» Work to do: Read the listing below and copy out every line that holds "this".

Dataset items:

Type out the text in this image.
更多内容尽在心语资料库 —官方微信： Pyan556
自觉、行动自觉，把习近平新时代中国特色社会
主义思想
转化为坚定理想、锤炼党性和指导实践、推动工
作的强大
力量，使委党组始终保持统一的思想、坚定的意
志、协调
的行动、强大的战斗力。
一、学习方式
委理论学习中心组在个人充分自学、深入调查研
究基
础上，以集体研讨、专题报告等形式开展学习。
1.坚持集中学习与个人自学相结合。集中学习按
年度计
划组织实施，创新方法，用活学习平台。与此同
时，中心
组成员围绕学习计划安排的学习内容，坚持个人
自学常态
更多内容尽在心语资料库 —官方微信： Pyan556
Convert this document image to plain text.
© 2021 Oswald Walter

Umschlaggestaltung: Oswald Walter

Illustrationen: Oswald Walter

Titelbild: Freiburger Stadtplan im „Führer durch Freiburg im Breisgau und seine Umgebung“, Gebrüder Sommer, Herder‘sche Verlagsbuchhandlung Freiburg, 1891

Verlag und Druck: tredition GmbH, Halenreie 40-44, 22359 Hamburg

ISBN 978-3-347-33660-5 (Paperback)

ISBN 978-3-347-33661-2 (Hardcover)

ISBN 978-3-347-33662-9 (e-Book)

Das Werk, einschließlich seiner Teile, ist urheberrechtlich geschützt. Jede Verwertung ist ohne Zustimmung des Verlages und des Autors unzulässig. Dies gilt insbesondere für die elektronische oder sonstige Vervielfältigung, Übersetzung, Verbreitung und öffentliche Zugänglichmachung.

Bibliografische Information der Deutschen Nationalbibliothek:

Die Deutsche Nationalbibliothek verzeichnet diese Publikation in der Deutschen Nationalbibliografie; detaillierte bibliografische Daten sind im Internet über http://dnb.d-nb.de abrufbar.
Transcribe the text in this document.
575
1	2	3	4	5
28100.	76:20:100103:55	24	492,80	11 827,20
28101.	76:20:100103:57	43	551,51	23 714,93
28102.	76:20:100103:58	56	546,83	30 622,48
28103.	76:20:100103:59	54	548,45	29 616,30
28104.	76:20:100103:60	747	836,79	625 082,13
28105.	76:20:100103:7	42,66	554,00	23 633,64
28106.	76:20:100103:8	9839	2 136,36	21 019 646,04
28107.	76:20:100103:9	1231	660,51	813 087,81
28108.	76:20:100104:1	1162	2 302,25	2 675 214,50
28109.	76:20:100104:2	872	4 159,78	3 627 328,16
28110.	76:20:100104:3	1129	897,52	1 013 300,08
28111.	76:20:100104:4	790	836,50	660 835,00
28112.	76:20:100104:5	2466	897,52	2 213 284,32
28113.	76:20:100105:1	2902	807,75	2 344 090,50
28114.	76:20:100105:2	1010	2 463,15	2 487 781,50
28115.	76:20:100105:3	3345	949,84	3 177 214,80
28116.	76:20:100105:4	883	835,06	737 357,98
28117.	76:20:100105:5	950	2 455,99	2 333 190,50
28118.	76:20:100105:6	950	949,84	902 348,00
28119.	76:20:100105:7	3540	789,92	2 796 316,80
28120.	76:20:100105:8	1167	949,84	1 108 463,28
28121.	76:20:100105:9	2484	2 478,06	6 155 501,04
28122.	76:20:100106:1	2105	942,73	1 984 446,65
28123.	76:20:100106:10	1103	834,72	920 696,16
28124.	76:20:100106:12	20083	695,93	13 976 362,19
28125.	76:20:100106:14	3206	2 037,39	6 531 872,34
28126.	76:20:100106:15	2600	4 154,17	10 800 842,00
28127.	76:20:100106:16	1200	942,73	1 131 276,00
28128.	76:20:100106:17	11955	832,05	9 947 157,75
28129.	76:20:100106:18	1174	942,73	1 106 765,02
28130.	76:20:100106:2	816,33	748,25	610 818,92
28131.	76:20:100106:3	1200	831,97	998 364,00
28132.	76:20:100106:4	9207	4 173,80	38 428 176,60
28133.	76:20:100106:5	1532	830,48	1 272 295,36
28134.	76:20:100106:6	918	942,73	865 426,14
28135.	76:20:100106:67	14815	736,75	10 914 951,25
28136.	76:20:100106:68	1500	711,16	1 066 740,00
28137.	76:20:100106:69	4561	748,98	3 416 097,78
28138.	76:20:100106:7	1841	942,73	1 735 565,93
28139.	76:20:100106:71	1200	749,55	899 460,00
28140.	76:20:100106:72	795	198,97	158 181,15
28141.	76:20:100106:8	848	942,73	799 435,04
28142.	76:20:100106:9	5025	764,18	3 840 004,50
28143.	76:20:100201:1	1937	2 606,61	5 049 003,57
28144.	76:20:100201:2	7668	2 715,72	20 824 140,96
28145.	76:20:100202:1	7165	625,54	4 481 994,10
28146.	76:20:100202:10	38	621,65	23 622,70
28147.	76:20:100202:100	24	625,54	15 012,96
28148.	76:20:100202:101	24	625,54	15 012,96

» Written answer:
Type out the text in this image.
Convert this document image to plain text.
Transcribe the text in this document.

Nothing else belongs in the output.